● AIM OF THE EXERCISE
Write each line exactly as it stands, from the line containing "Serialize everything readable" through the end of the data.

● DATA SECTION
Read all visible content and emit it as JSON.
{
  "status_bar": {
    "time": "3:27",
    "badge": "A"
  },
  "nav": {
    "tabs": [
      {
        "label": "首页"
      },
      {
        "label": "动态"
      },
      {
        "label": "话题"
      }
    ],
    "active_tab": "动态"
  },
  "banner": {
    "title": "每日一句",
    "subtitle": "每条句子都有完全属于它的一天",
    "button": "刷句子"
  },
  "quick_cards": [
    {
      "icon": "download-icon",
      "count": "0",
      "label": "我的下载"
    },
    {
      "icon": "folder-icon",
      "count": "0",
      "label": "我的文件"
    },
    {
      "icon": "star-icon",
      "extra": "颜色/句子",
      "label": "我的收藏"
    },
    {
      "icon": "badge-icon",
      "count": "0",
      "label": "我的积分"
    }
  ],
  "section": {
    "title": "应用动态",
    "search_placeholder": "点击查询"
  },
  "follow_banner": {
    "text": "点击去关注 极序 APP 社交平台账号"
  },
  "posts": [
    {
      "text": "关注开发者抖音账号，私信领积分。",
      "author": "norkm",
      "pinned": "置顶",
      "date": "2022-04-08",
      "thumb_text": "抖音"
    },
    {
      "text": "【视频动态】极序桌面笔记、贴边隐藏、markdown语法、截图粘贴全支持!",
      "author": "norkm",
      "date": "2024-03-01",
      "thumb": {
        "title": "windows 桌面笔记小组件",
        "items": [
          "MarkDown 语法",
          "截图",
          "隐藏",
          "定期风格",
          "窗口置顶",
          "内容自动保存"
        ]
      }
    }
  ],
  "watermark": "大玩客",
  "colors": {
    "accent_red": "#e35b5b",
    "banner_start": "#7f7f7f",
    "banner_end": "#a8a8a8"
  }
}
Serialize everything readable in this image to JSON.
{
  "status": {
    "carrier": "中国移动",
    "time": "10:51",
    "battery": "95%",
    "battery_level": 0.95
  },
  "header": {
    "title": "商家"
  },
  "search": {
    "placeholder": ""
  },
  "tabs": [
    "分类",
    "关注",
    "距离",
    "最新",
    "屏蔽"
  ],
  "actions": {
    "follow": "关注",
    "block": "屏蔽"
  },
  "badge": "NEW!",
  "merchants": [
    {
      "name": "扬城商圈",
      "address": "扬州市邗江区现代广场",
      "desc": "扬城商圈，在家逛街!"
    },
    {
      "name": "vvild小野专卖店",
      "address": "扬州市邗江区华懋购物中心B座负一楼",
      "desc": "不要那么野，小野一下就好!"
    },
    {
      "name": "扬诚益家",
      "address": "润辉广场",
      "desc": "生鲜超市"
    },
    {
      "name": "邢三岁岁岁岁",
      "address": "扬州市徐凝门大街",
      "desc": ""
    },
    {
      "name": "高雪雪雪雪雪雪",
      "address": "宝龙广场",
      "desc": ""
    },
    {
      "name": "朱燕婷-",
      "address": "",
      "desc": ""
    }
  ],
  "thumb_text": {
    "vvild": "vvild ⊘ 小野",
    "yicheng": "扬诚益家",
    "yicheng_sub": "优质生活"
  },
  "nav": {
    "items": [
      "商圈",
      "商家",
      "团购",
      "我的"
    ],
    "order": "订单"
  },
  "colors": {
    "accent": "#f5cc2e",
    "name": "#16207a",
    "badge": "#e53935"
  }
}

● ANSWER TO THE EXERCISE
Serialize everything readable in this image to JSON.
{
  "status": {
    "carrier": "中国移动",
    "time": "10:51",
    "battery": "95%",
    "battery_level": 0.95
  },
  "header": {
    "title": "商家"
  },
  "search": {
    "placeholder": ""
  },
  "tabs": [
    "分类",
    "关注",
    "距离",
    "最新",
    "屏蔽"
  ],
  "actions": {
    "follow": "关注",
    "block": "屏蔽"
  },
  "badge": "NEW!",
  "merchants": [
    {
      "name": "扬城商圈",
      "address": "扬州市邗江区现代广场",
      "desc": "扬城商圈，在家逛街!"
    },
    {
      "name": "vvild小野专卖店",
      "address": "扬州市邗江区华懋购物中心B座负一楼",
      "desc": "不要那么野，小野一下就好!"
    },
    {
      "name": "扬诚益家",
      "address": "润辉广场",
      "desc": "生鲜超市"
    },
    {
      "name": "邢三岁岁岁岁",
      "address": "扬州市徐凝门大街",
      "desc": ""
    },
    {
      "name": "高雪雪雪雪雪雪",
      "address": "宝龙广场",
      "desc": ""
    },
    {
      "name": "朱燕婷-",
      "address": "",
      "desc": ""
    }
  ],
  "thumb_text": {
    "vvild": "vvild ⊘ 小野",
    "yicheng": "扬诚益家",
    "yicheng_sub": "优质生活"
  },
  "nav": {
    "items": [
      "商圈",
      "商家",
      "团购",
      "我的"
    ],
    "order": "订单"
  },
  "colors": {
    "accent": "#f5cc2e",
    "name": "#16207a",
    "badge": "#e53935"
  }
}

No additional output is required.